-------- RECORDED INFORMATION --------

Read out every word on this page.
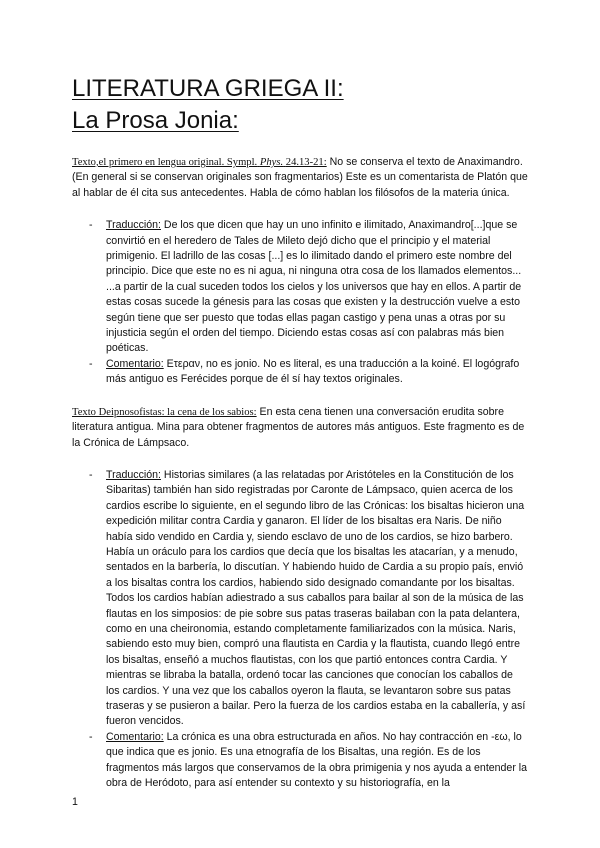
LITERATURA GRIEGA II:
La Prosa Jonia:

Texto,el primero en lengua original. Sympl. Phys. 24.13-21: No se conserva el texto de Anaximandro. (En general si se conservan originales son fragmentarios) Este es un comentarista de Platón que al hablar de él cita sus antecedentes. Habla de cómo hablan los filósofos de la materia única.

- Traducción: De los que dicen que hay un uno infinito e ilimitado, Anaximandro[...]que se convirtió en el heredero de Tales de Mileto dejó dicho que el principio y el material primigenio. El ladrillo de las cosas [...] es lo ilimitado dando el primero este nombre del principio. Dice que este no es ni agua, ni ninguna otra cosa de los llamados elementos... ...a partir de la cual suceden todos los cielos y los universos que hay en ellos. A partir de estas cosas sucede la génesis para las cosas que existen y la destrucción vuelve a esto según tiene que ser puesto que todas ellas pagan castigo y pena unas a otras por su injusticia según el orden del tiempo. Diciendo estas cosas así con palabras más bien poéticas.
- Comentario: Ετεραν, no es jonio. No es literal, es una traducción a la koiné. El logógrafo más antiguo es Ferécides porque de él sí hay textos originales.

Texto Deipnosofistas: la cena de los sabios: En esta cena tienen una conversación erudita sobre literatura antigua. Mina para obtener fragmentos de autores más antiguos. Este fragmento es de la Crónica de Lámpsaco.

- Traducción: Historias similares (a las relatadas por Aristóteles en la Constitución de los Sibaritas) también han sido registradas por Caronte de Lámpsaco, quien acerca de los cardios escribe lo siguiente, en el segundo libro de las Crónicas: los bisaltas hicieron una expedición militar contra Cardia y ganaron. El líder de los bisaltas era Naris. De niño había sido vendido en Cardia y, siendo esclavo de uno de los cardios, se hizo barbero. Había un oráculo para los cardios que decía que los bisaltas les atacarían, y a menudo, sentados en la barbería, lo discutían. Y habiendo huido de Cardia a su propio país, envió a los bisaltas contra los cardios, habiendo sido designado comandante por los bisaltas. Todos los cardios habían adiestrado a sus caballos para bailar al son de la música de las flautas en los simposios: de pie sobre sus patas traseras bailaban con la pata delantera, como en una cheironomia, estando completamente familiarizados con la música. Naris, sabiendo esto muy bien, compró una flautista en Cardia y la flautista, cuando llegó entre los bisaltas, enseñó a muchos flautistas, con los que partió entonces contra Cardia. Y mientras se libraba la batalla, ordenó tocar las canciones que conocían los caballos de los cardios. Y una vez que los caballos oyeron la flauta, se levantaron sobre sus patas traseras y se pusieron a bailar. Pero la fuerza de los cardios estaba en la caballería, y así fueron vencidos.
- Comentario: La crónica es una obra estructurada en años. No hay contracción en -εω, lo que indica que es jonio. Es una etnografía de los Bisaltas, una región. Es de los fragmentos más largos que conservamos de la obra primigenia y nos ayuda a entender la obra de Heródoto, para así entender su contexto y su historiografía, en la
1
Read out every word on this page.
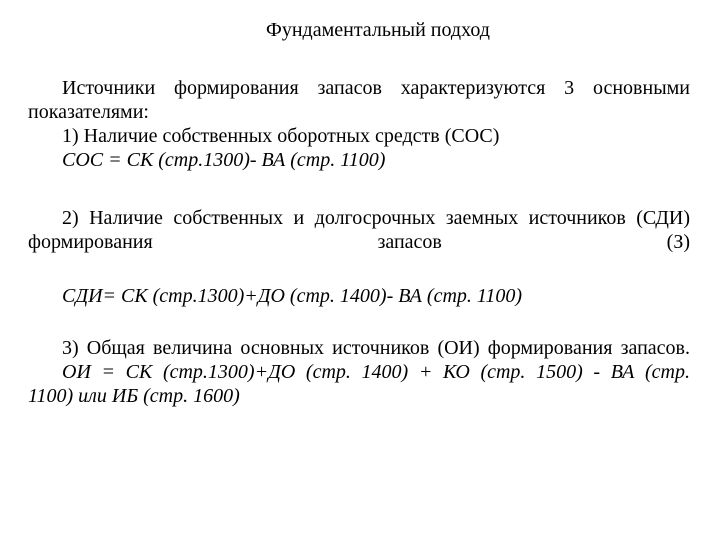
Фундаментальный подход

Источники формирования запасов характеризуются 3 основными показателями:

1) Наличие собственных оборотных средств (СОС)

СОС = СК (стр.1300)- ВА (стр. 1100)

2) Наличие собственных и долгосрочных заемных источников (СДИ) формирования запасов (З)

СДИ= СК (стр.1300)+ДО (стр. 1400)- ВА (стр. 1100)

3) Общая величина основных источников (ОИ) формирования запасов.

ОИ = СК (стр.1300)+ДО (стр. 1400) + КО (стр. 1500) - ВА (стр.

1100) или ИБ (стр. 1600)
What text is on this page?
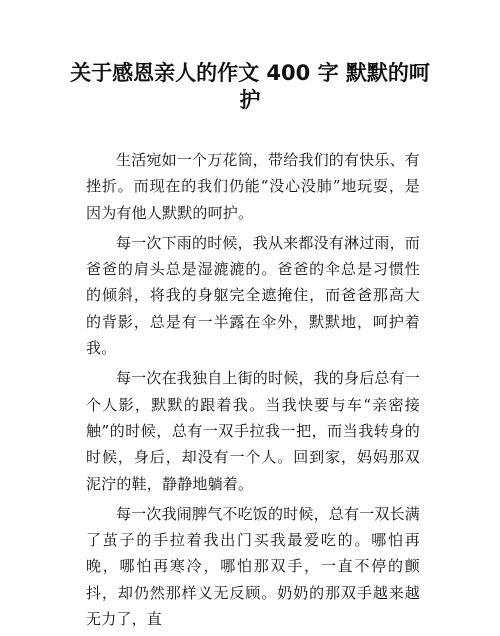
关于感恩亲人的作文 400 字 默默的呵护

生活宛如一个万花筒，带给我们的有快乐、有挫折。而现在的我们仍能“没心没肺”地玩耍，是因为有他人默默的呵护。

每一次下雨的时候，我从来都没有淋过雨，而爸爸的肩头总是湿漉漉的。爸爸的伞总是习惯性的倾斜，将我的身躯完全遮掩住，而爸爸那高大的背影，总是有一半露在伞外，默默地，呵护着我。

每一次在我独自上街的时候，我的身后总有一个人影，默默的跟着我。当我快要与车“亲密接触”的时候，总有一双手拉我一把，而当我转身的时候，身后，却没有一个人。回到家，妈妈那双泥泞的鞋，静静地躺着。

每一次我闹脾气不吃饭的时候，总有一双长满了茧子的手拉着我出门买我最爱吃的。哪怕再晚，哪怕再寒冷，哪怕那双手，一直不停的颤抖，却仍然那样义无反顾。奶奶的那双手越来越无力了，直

--------

### WHAT YOU WILL DO
Only lines with the string "источников" belong in your answer; copy each one.

### TASK ANSWER
2) Наличие собственных и долгосрочных заемных источников (СДИ) формирования запасов (З)
3) Общая величина основных источников (ОИ) формирования запасов.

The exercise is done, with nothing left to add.